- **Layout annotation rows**
--

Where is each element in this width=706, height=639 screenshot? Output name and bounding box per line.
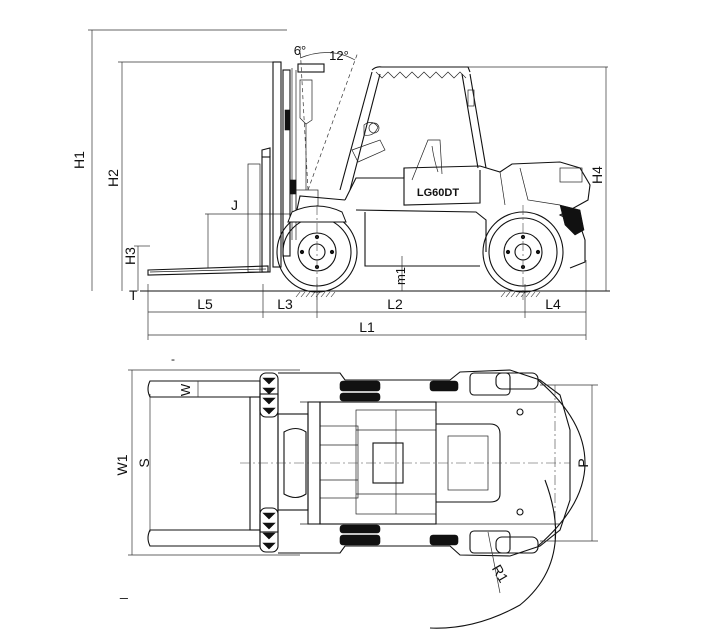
dim-label-W: W	[178, 383, 193, 396]
dim-label-H2: H2	[105, 169, 121, 187]
ground-hatch-rear	[500, 291, 541, 298]
front-tyres-top	[259, 372, 279, 553]
mast-side	[272, 61, 325, 268]
dim-label-W1: W1	[114, 454, 130, 475]
dim-label-P: P	[575, 458, 591, 467]
dim-label-T: T	[129, 287, 138, 303]
dim-label-L2: L2	[387, 296, 403, 312]
forks-top: W	[147, 380, 261, 547]
dim-label-H1: H1	[71, 151, 87, 169]
side-view: H1 H2 H3 H4 J m1 T L5 L3 L2 L4 L1	[71, 29, 610, 340]
stray-mark-top: -	[171, 352, 175, 366]
dim-label-J: J	[231, 197, 238, 213]
truck-body: LG60DT	[295, 139, 591, 269]
overhead-guard	[339, 66, 487, 191]
dim-label-H4: H4	[589, 166, 605, 184]
dim-label-m1: m1	[393, 267, 408, 285]
rear-wheels-top	[495, 372, 539, 554]
dim-label-H3: H3	[122, 247, 138, 265]
dim-label-S: S	[136, 458, 152, 467]
dim-label-L5: L5	[197, 296, 213, 312]
angle-label-forward: 6°	[294, 43, 306, 58]
ground-hatch-front	[295, 291, 336, 298]
forks-side	[147, 147, 271, 276]
drive-wheels-top	[339, 380, 459, 546]
dim-label-L4: L4	[545, 296, 561, 312]
dim-label-L3: L3	[277, 296, 293, 312]
top-view: - _ W1 S W	[114, 352, 598, 629]
dim-label-R1: R1	[489, 562, 512, 586]
angle-label-backward: 12°	[329, 48, 349, 63]
stray-mark-bottom: _	[119, 583, 128, 599]
tilt-angles: 6° 12°	[294, 43, 359, 191]
dim-label-L1: L1	[359, 319, 375, 335]
model-badge: LG60DT	[417, 187, 459, 199]
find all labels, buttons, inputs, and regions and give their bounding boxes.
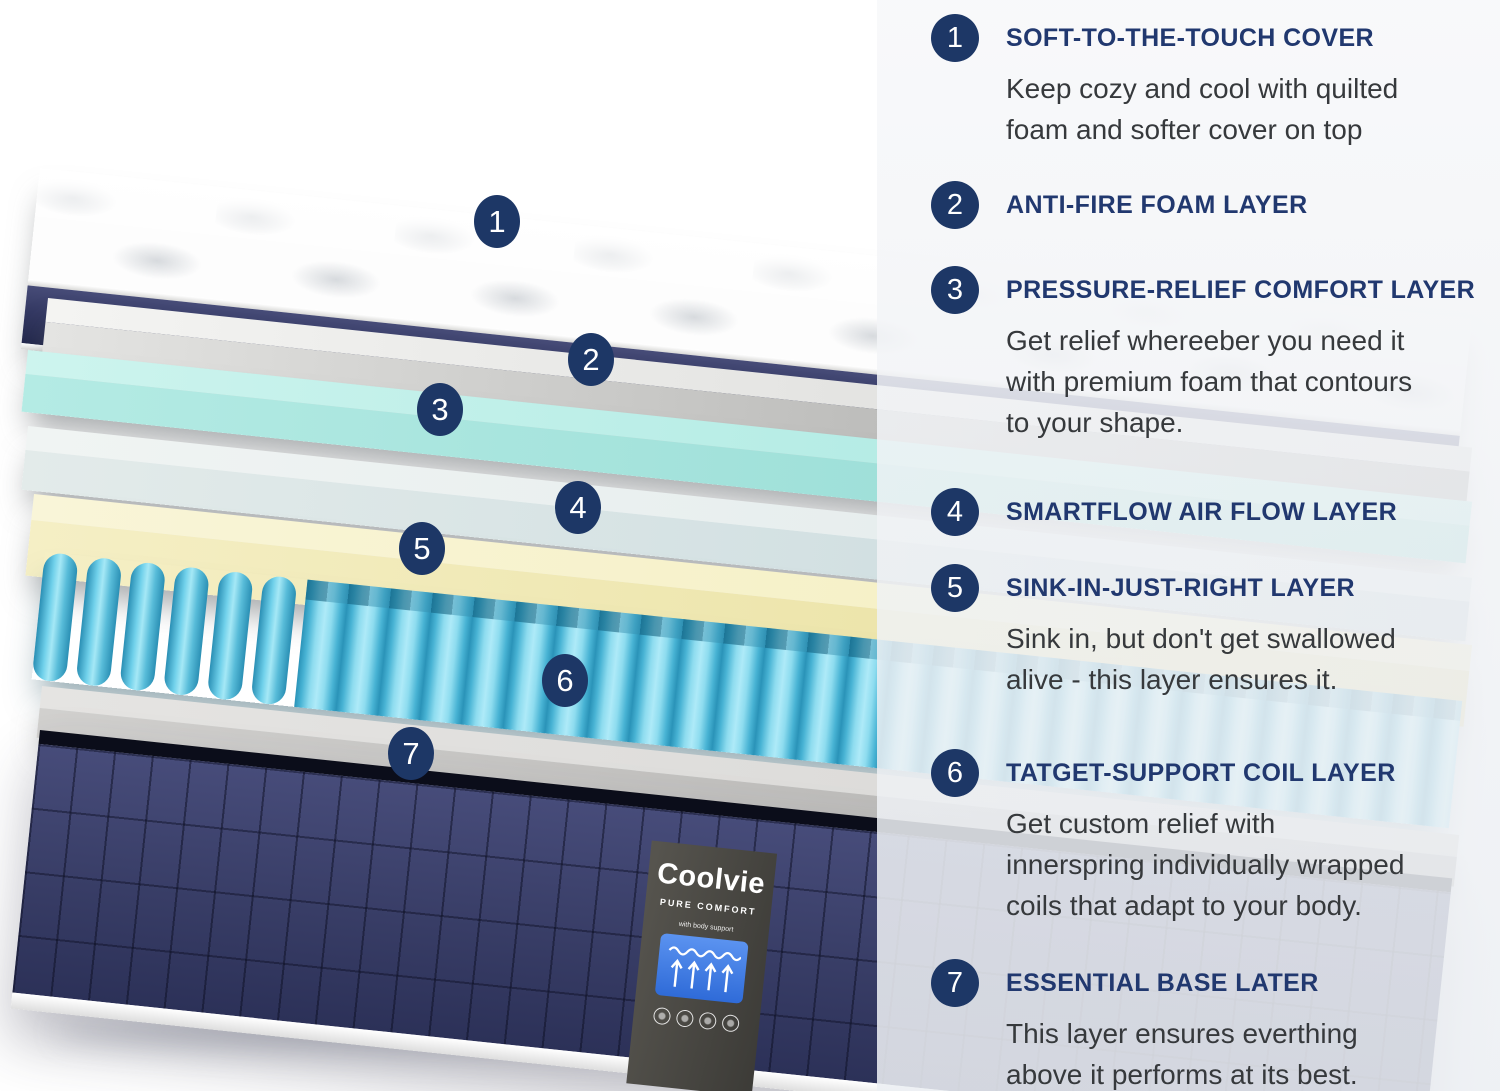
layer-description: Get relief whereeber you need it with pr…: [1006, 325, 1413, 438]
certification-badge-icon: [652, 1006, 672, 1026]
brand-label: Coolvie PURE COMFORT with body support: [626, 840, 778, 1091]
layer-description: Keep cozy and cool with quilted foam and…: [1006, 73, 1399, 145]
panel-item-2: 2 ANTI-FIRE FOAM LAYER: [931, 181, 1486, 235]
layer-description: Sink in, but don't get swallowed alive -…: [1006, 623, 1396, 695]
diagram-marker-2: 2: [568, 333, 614, 386]
diagram-marker-6: 6: [542, 654, 588, 707]
step-number-badge: 2: [931, 181, 979, 229]
panel-item-3: 3 PRESSURE-RELIEF COMFORT LAYER Get reli…: [931, 266, 1486, 443]
diagram-marker-3: 3: [417, 383, 463, 436]
layer-title: SOFT-TO-THE-TOUCH COVER: [1006, 24, 1375, 52]
brand-subtagline: with body support: [678, 920, 734, 934]
pocket-coil: [162, 565, 211, 697]
pocket-coil: [75, 556, 123, 688]
layer-description: This layer ensures everthing above it pe…: [1006, 1018, 1358, 1090]
certification-badge-icon: [698, 1011, 718, 1031]
pocket-coil: [250, 574, 298, 706]
diagram-marker-4: 4: [555, 481, 601, 534]
layer-description-panel: 1 SOFT-TO-THE-TOUCH COVER Keep cozy and …: [877, 0, 1500, 1091]
brand-logo: Coolvie: [655, 857, 767, 901]
brand-tagline: PURE COMFORT: [659, 896, 757, 917]
layer-title: SINK-IN-JUST-RIGHT LAYER: [1006, 574, 1355, 602]
panel-item-4: 4 SMARTFLOW AIR FLOW LAYER: [931, 488, 1486, 542]
step-number-badge: 1: [931, 14, 979, 62]
layer-title: PRESSURE-RELIEF COMFORT LAYER: [1006, 276, 1476, 304]
step-number-badge: 3: [931, 266, 979, 314]
pocket-coil: [206, 570, 254, 702]
diagram-marker-7: 7: [388, 727, 434, 780]
layer-title: ESSENTIAL BASE LATER: [1006, 969, 1319, 997]
panel-item-1: 1 SOFT-TO-THE-TOUCH COVER Keep cozy and …: [931, 14, 1486, 150]
layer-title: TATGET-SUPPORT COIL LAYER: [1006, 759, 1396, 787]
diagram-marker-1: 1: [474, 195, 520, 248]
layer-title: ANTI-FIRE FOAM LAYER: [1006, 191, 1308, 219]
panel-item-5: 5 SINK-IN-JUST-RIGHT LAYER Sink in, but …: [931, 564, 1486, 700]
panel-item-6: 6 TATGET-SUPPORT COIL LAYER Get custom r…: [931, 749, 1486, 926]
certification-badge-icon: [675, 1009, 695, 1028]
base-layer-graphic: Coolvie PURE COMFORT with body support: [10, 730, 1453, 1091]
step-number-badge: 7: [931, 959, 979, 1007]
layer-title: SMARTFLOW AIR FLOW LAYER: [1006, 498, 1398, 526]
layer-description: Get custom relief with innerspring indiv…: [1006, 808, 1405, 921]
step-number-badge: 5: [931, 564, 979, 612]
certification-badge-icon: [721, 1013, 740, 1033]
diagram-marker-5: 5: [399, 522, 445, 575]
pocket-coil: [119, 561, 167, 693]
certification-badges: [652, 1006, 740, 1033]
step-number-badge: 4: [931, 488, 979, 536]
panel-item-7: 7 ESSENTIAL BASE LATER This layer ensure…: [931, 959, 1486, 1091]
air-flow-icon: [654, 933, 749, 1004]
step-number-badge: 6: [931, 749, 979, 797]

--

- **What you should do**
Copy out the part of the rows above that opens with the line containing "383, 193, 396]" and closes with the line containing "296, 403, 312]", both of those lines included, with each line reproduced as it appears.

- **Final answer**
dim-label-W: W	[178, 383, 193, 396]
dim-label-H2: H2	[105, 169, 121, 187]
ground-hatch-rear	[500, 291, 541, 298]
front-tyres-top	[259, 372, 279, 553]
mast-side	[272, 61, 325, 268]
dim-label-W1: W1	[114, 454, 130, 475]
dim-label-P: P	[575, 458, 591, 467]
dim-label-T: T	[129, 287, 138, 303]
dim-label-L2: L2	[387, 296, 403, 312]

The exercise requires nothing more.